→ Task objective
Extract all data as written.
------------------------------------------------
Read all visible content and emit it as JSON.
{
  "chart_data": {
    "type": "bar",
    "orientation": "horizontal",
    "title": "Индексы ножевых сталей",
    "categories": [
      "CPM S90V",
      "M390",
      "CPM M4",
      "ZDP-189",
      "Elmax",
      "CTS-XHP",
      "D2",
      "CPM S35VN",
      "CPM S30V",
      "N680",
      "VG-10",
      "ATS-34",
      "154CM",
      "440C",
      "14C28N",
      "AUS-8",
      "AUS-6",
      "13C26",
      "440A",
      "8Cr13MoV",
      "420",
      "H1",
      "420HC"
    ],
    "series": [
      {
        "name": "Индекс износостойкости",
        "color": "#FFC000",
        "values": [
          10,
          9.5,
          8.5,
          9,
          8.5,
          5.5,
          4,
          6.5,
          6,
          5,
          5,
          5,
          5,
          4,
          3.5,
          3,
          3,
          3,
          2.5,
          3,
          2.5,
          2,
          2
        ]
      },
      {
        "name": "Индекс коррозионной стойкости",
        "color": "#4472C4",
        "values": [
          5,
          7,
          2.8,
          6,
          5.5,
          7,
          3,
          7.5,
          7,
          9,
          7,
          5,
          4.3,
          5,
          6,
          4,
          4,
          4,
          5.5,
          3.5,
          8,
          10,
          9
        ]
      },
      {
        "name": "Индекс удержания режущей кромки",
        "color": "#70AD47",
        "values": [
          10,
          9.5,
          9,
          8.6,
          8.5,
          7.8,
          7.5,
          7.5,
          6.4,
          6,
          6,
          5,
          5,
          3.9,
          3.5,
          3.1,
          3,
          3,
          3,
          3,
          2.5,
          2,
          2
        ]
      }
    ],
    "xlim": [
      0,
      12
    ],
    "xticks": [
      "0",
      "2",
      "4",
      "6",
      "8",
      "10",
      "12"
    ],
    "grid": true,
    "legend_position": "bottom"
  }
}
------------------------------------------------
→ Exercise output
Read all visible content and emit it as JSON.
{
  "chart_data": {
    "type": "bar",
    "orientation": "horizontal",
    "title": "Индексы ножевых сталей",
    "categories": [
      "CPM S90V",
      "M390",
      "CPM M4",
      "ZDP-189",
      "Elmax",
      "CTS-XHP",
      "D2",
      "CPM S35VN",
      "CPM S30V",
      "N680",
      "VG-10",
      "ATS-34",
      "154CM",
      "440C",
      "14C28N",
      "AUS-8",
      "AUS-6",
      "13C26",
      "440A",
      "8Cr13MoV",
      "420",
      "H1",
      "420HC"
    ],
    "series": [
      {
        "name": "Индекс износостойкости",
        "color": "#FFC000",
        "values": [
          10,
          9.5,
          8.5,
          9,
          8.5,
          5.5,
          4,
          6.5,
          6,
          5,
          5,
          5,
          5,
          4,
          3.5,
          3,
          3,
          3,
          2.5,
          3,
          2.5,
          2,
          2
        ]
      },
      {
        "name": "Индекс коррозионной стойкости",
        "color": "#4472C4",
        "values": [
          5,
          7,
          2.8,
          6,
          5.5,
          7,
          3,
          7.5,
          7,
          9,
          7,
          5,
          4.3,
          5,
          6,
          4,
          4,
          4,
          5.5,
          3.5,
          8,
          10,
          9
        ]
      },
      {
        "name": "Индекс удержания режущей кромки",
        "color": "#70AD47",
        "values": [
          10,
          9.5,
          9,
          8.6,
          8.5,
          7.8,
          7.5,
          7.5,
          6.4,
          6,
          6,
          5,
          5,
          3.9,
          3.5,
          3.1,
          3,
          3,
          3,
          3,
          2.5,
          2,
          2
        ]
      }
    ],
    "xlim": [
      0,
      12
    ],
    "xticks": [
      "0",
      "2",
      "4",
      "6",
      "8",
      "10",
      "12"
    ],
    "grid": true,
    "legend_position": "bottom"
  }
}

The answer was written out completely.